→ What needs to be done: Write out all of the data exactly as it appears.

········

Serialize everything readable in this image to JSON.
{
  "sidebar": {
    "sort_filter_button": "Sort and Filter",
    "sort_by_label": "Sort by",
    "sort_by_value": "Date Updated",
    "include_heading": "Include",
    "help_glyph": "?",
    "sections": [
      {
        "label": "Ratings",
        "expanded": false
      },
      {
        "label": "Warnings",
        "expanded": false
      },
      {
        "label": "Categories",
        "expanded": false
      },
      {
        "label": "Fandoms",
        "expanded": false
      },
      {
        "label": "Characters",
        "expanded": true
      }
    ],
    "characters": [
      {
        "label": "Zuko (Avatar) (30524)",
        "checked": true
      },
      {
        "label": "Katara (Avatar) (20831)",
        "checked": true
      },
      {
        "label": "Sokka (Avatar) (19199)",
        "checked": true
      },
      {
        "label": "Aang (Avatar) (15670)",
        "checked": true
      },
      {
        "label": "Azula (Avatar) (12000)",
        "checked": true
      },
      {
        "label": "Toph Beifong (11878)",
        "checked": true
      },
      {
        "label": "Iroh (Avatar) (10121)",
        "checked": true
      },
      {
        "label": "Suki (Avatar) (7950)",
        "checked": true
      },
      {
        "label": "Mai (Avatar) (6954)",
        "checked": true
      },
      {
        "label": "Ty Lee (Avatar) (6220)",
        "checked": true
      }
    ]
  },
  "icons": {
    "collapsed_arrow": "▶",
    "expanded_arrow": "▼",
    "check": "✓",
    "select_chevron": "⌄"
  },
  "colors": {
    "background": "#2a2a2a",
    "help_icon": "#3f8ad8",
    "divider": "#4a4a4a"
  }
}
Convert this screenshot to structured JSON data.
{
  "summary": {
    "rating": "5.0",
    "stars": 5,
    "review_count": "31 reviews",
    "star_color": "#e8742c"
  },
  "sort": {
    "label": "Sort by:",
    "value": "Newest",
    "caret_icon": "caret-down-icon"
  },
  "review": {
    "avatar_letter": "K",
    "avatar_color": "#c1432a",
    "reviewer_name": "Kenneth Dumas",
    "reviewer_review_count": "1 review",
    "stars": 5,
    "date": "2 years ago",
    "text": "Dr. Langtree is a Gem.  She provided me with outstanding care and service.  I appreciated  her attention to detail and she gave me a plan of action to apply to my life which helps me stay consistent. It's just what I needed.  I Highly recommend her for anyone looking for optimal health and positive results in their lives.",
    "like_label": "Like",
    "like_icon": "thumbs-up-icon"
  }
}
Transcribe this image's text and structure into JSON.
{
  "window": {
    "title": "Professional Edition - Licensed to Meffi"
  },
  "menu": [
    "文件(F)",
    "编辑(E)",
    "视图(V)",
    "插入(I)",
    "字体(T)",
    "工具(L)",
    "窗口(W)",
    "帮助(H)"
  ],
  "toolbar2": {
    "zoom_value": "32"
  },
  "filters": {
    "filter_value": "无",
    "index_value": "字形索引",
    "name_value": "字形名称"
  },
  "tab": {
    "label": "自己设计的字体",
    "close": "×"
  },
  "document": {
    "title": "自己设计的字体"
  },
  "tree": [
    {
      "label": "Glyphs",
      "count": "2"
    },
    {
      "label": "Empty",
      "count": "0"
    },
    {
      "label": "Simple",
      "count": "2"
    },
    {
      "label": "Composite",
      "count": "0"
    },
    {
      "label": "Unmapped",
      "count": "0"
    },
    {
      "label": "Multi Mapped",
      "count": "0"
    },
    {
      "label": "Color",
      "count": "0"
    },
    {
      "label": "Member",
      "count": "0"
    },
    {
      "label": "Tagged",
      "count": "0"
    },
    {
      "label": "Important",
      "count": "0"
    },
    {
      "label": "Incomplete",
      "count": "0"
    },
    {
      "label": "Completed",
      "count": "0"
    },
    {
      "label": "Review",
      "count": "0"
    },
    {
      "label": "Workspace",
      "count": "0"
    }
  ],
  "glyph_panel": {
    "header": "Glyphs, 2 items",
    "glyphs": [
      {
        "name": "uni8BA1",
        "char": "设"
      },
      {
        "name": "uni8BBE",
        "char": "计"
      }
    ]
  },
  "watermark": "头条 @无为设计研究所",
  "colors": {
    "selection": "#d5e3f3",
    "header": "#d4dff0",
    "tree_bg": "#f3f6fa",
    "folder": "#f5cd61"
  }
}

········

→ Answer to the task:
Serialize everything readable in this image to JSON.
{
  "sidebar": {
    "sort_filter_button": "Sort and Filter",
    "sort_by_label": "Sort by",
    "sort_by_value": "Date Updated",
    "include_heading": "Include",
    "help_glyph": "?",
    "sections": [
      {
        "label": "Ratings",
        "expanded": false
      },
      {
        "label": "Warnings",
        "expanded": false
      },
      {
        "label": "Categories",
        "expanded": false
      },
      {
        "label": "Fandoms",
        "expanded": false
      },
      {
        "label": "Characters",
        "expanded": true
      }
    ],
    "characters": [
      {
        "label": "Zuko (Avatar) (30524)",
        "checked": true
      },
      {
        "label": "Katara (Avatar) (20831)",
        "checked": true
      },
      {
        "label": "Sokka (Avatar) (19199)",
        "checked": true
      },
      {
        "label": "Aang (Avatar) (15670)",
        "checked": true
      },
      {
        "label": "Azula (Avatar) (12000)",
        "checked": true
      },
      {
        "label": "Toph Beifong (11878)",
        "checked": true
      },
      {
        "label": "Iroh (Avatar) (10121)",
        "checked": true
      },
      {
        "label": "Suki (Avatar) (7950)",
        "checked": true
      },
      {
        "label": "Mai (Avatar) (6954)",
        "checked": true
      },
      {
        "label": "Ty Lee (Avatar) (6220)",
        "checked": true
      }
    ]
  },
  "icons": {
    "collapsed_arrow": "▶",
    "expanded_arrow": "▼",
    "check": "✓",
    "select_chevron": "⌄"
  },
  "colors": {
    "background": "#2a2a2a",
    "help_icon": "#3f8ad8",
    "divider": "#4a4a4a"
  }
}
Convert this screenshot to structured JSON data.
{
  "summary": {
    "rating": "5.0",
    "stars": 5,
    "review_count": "31 reviews",
    "star_color": "#e8742c"
  },
  "sort": {
    "label": "Sort by:",
    "value": "Newest",
    "caret_icon": "caret-down-icon"
  },
  "review": {
    "avatar_letter": "K",
    "avatar_color": "#c1432a",
    "reviewer_name": "Kenneth Dumas",
    "reviewer_review_count": "1 review",
    "stars": 5,
    "date": "2 years ago",
    "text": "Dr. Langtree is a Gem.  She provided me with outstanding care and service.  I appreciated  her attention to detail and she gave me a plan of action to apply to my life which helps me stay consistent. It's just what I needed.  I Highly recommend her for anyone looking for optimal health and positive results in their lives.",
    "like_label": "Like",
    "like_icon": "thumbs-up-icon"
  }
}
Transcribe this image's text and structure into JSON.
{
  "window": {
    "title": "Professional Edition - Licensed to Meffi"
  },
  "menu": [
    "文件(F)",
    "编辑(E)",
    "视图(V)",
    "插入(I)",
    "字体(T)",
    "工具(L)",
    "窗口(W)",
    "帮助(H)"
  ],
  "toolbar2": {
    "zoom_value": "32"
  },
  "filters": {
    "filter_value": "无",
    "index_value": "字形索引",
    "name_value": "字形名称"
  },
  "tab": {
    "label": "自己设计的字体",
    "close": "×"
  },
  "document": {
    "title": "自己设计的字体"
  },
  "tree": [
    {
      "label": "Glyphs",
      "count": "2"
    },
    {
      "label": "Empty",
      "count": "0"
    },
    {
      "label": "Simple",
      "count": "2"
    },
    {
      "label": "Composite",
      "count": "0"
    },
    {
      "label": "Unmapped",
      "count": "0"
    },
    {
      "label": "Multi Mapped",
      "count": "0"
    },
    {
      "label": "Color",
      "count": "0"
    },
    {
      "label": "Member",
      "count": "0"
    },
    {
      "label": "Tagged",
      "count": "0"
    },
    {
      "label": "Important",
      "count": "0"
    },
    {
      "label": "Incomplete",
      "count": "0"
    },
    {
      "label": "Completed",
      "count": "0"
    },
    {
      "label": "Review",
      "count": "0"
    },
    {
      "label": "Workspace",
      "count": "0"
    }
  ],
  "glyph_panel": {
    "header": "Glyphs, 2 items",
    "glyphs": [
      {
        "name": "uni8BA1",
        "char": "设"
      },
      {
        "name": "uni8BBE",
        "char": "计"
      }
    ]
  },
  "watermark": "头条 @无为设计研究所",
  "colors": {
    "selection": "#d5e3f3",
    "header": "#d4dff0",
    "tree_bg": "#f3f6fa",
    "folder": "#f5cd61"
  }
}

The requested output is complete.